— start —
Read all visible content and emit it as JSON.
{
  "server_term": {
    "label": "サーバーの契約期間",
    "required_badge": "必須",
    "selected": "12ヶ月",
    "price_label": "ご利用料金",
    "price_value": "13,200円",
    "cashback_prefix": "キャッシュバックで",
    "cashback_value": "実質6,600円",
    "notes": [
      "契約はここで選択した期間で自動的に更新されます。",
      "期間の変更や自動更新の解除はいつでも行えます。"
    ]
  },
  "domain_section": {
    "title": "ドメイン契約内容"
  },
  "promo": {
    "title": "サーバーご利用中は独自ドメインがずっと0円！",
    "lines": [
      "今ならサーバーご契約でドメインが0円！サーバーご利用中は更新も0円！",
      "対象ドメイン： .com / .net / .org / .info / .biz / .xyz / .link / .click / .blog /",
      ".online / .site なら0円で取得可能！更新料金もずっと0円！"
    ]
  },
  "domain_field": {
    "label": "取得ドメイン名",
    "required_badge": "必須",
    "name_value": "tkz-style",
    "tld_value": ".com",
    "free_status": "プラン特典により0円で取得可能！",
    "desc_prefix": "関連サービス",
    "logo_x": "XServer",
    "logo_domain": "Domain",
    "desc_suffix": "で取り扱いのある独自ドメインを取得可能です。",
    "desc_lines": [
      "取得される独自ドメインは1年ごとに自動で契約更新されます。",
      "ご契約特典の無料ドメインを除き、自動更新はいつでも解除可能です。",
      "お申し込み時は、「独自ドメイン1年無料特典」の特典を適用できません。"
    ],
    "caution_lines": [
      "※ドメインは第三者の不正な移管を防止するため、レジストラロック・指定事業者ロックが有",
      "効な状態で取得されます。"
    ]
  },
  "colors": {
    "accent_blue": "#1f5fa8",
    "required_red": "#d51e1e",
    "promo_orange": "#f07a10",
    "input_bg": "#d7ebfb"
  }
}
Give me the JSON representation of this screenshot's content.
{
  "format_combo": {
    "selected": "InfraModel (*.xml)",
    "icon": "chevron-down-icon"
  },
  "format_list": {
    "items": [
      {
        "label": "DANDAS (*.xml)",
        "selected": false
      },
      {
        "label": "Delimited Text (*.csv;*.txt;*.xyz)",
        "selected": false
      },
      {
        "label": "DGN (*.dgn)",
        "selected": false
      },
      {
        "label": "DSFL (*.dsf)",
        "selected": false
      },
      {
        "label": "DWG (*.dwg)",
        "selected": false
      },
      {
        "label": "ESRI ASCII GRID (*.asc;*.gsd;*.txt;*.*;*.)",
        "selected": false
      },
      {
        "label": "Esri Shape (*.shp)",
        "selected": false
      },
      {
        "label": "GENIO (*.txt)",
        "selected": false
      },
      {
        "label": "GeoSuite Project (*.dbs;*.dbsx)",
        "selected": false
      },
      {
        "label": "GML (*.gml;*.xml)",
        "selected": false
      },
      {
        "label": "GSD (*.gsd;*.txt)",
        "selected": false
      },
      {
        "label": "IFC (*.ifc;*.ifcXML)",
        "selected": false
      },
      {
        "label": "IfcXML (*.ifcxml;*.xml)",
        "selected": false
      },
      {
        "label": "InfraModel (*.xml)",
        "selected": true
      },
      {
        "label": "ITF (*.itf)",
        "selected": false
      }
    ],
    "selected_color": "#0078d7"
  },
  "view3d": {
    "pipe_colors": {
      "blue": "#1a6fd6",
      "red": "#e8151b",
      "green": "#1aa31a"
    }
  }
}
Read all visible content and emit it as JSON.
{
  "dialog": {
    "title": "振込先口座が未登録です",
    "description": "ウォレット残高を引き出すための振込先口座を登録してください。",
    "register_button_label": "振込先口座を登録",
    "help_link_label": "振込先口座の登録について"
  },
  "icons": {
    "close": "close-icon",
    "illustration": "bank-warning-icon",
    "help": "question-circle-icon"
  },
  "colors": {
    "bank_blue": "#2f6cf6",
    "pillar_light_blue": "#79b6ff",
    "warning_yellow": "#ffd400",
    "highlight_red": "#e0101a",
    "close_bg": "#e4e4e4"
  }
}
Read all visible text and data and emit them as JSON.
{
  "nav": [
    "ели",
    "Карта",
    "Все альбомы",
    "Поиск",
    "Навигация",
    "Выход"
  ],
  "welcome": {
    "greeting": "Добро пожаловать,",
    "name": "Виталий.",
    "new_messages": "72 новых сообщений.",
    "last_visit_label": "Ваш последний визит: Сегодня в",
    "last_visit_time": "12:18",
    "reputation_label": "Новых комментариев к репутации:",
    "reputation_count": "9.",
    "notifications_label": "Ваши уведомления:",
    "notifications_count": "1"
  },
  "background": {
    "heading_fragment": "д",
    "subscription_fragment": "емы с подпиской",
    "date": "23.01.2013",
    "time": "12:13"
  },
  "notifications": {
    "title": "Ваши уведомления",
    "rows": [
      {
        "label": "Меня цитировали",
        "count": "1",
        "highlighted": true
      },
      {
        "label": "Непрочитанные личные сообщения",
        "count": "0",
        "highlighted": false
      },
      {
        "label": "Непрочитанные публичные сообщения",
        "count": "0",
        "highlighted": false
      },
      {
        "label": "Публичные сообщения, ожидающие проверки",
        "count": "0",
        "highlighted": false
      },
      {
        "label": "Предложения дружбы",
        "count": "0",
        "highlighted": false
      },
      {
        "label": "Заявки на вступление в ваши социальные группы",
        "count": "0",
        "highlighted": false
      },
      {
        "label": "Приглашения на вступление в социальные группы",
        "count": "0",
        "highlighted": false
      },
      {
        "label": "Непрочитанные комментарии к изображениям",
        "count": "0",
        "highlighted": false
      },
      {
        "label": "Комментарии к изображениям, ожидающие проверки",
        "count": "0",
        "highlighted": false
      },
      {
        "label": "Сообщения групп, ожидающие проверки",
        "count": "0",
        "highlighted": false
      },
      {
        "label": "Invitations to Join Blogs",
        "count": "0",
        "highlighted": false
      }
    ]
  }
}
— end —
▶ _Stated exercise_:
Look through the data and show every line containing "ожидающие".

▶ _Result below_:
        "label": "Публичные сообщения, ожидающие проверки",
        "label": "Комментарии к изображениям, ожидающие проверки",
        "label": "Сообщения групп, ожидающие проверки",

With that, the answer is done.